Your task => For the material that follows, list every line containing the word "name".
Data excerpts start
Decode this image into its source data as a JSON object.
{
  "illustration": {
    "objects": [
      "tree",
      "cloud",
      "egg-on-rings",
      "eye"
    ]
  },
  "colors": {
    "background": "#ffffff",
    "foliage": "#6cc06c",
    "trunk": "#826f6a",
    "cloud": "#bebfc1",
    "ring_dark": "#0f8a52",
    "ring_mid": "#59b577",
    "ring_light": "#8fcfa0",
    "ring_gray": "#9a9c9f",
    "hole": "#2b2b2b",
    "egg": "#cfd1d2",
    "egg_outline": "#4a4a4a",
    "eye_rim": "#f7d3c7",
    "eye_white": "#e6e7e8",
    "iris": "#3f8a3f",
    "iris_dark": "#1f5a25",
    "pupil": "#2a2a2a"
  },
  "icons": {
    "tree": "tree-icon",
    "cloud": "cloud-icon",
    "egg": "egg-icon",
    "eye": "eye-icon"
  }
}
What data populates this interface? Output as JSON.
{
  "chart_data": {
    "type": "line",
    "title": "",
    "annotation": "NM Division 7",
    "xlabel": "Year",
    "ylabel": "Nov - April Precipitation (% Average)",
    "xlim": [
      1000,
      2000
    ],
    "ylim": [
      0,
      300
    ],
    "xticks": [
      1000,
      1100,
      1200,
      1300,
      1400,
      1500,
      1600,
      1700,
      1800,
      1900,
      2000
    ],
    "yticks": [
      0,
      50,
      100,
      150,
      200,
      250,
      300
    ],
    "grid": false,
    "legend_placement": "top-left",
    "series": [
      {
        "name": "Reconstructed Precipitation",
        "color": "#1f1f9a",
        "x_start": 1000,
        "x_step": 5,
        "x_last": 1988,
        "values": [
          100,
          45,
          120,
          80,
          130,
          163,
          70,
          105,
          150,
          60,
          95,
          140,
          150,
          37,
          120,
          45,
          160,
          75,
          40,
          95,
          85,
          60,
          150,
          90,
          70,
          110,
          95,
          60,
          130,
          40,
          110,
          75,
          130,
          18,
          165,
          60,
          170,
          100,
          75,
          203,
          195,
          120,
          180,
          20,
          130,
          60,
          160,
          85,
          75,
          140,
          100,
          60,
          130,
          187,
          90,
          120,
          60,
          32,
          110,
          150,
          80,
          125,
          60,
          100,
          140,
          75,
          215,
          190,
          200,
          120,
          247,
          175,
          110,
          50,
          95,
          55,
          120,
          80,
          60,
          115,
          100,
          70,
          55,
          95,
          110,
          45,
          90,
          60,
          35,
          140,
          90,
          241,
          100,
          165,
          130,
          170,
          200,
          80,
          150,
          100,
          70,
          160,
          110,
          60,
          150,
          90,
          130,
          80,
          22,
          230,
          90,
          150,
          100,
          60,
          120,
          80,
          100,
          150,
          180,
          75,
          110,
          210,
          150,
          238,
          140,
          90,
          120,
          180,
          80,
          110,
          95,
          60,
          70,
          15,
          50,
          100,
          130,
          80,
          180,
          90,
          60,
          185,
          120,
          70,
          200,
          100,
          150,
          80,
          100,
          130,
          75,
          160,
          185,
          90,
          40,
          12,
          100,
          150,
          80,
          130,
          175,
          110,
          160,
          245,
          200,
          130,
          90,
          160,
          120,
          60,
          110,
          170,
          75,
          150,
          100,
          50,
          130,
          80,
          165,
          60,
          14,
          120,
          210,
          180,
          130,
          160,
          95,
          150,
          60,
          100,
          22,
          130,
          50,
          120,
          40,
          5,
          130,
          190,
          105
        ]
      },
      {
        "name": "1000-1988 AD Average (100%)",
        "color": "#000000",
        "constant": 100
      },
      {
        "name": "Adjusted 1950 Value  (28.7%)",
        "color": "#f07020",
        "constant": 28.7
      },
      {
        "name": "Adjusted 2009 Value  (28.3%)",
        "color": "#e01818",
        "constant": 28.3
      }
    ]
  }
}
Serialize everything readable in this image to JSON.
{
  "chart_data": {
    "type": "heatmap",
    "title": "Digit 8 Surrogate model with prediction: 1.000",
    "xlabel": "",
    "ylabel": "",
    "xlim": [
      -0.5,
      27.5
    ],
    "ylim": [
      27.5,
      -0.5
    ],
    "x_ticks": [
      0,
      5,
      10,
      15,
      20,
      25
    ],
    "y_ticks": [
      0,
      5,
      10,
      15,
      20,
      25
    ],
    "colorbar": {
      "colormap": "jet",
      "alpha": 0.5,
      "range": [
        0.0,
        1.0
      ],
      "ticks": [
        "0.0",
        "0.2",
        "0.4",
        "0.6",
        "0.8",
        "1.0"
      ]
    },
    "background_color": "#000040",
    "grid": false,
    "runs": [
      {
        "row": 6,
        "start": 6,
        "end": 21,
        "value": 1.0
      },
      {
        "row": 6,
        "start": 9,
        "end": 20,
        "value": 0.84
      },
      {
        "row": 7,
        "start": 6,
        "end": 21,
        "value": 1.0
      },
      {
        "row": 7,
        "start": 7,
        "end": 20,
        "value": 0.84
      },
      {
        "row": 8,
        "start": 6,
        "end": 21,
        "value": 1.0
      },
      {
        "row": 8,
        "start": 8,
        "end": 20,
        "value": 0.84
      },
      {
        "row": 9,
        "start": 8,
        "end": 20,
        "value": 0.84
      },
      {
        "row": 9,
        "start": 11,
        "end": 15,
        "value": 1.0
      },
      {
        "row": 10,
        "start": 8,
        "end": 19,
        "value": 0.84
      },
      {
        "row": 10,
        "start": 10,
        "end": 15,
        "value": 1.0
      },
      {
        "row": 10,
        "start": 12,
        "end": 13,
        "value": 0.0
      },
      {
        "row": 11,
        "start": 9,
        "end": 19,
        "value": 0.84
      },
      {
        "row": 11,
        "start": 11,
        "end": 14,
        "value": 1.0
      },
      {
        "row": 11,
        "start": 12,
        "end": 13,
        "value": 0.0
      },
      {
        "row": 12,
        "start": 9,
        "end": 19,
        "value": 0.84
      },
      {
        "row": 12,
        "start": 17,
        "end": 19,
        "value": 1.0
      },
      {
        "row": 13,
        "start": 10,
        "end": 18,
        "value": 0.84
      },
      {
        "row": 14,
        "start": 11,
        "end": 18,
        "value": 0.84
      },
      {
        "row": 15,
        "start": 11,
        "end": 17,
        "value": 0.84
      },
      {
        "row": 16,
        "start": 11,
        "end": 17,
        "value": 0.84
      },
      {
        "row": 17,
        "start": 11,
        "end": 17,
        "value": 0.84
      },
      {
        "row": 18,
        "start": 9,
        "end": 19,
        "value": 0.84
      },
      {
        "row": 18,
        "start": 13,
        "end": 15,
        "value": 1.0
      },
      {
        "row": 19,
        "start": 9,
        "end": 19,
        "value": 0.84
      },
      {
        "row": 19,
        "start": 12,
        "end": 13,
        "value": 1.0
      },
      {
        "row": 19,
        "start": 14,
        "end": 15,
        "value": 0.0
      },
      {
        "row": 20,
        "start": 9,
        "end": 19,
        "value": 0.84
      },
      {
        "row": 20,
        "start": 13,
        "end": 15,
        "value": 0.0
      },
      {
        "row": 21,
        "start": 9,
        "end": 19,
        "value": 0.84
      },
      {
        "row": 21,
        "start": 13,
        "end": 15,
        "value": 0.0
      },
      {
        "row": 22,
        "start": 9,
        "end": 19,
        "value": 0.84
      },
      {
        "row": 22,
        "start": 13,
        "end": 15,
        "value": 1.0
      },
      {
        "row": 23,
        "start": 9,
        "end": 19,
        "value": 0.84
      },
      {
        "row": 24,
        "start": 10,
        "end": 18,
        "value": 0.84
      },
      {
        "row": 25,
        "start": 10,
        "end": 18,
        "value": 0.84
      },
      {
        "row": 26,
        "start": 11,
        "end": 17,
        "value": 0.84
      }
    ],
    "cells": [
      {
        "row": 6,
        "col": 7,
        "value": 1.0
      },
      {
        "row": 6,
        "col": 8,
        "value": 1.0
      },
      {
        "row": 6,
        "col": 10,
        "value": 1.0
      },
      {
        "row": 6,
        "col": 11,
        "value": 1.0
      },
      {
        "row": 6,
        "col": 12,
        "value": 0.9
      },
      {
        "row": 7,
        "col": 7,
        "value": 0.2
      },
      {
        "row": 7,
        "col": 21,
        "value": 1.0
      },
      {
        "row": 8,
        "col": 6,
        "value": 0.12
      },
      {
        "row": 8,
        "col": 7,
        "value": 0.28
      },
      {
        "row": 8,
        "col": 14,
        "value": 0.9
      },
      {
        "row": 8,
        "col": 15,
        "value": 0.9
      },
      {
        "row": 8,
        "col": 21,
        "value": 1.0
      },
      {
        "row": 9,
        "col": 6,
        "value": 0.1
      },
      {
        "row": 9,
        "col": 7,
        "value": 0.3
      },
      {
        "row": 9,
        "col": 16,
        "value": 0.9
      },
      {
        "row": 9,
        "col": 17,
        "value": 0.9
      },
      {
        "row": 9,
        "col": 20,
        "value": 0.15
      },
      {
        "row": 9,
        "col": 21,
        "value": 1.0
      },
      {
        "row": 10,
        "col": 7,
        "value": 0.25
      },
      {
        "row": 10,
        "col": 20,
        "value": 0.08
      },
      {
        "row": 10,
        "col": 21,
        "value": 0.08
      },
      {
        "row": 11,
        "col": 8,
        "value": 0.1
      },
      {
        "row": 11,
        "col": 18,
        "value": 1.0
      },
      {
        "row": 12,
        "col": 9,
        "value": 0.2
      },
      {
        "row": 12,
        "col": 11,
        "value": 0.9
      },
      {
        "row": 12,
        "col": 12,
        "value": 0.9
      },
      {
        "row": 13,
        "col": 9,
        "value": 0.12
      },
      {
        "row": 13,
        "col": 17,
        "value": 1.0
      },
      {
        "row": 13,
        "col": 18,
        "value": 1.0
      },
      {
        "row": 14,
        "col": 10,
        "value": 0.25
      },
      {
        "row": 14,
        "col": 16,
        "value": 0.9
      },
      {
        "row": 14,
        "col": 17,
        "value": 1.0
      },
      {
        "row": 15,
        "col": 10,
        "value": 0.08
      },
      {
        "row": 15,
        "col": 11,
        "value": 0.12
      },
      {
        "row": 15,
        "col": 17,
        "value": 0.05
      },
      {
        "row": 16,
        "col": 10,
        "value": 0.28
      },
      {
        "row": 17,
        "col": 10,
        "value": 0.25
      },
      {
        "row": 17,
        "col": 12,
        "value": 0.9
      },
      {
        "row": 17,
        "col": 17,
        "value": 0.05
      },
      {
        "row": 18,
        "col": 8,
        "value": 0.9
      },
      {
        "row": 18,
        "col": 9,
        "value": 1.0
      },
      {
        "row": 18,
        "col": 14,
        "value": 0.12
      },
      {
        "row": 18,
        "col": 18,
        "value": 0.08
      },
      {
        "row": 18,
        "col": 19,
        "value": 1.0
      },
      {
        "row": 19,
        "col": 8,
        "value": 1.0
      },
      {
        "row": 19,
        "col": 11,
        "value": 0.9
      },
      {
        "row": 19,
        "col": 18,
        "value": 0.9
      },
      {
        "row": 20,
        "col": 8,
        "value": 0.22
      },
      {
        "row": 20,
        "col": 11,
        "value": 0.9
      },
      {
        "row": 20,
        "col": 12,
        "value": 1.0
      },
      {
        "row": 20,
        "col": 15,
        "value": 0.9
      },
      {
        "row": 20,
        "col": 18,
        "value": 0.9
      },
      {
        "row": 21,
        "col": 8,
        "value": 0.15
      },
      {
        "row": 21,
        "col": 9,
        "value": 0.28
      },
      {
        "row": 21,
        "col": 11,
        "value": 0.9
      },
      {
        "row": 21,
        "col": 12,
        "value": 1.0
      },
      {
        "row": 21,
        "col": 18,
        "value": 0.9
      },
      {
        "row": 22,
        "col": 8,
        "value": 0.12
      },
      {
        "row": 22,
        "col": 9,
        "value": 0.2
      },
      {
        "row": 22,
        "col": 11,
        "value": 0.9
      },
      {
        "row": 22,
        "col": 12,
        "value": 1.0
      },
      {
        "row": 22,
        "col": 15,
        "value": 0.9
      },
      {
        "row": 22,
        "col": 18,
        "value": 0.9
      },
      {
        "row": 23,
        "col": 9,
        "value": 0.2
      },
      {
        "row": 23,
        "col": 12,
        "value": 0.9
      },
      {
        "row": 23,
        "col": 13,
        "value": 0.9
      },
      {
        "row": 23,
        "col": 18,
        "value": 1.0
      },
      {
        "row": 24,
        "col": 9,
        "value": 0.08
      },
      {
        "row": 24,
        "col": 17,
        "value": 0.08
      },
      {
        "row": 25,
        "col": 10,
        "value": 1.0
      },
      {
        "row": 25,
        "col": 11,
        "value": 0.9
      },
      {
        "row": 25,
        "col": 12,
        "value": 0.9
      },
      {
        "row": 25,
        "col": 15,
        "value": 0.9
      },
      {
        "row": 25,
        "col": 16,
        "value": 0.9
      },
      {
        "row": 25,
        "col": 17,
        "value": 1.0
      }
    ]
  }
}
Data excerpts end
Answer to the exercise =>
        "name": "Reconstructed Precipitation",
        "name": "1000-1988 AD Average (100%)",
        "name": "Adjusted 1950 Value  (28.7%)",
        "name": "Adjusted 2009 Value  (28.3%)",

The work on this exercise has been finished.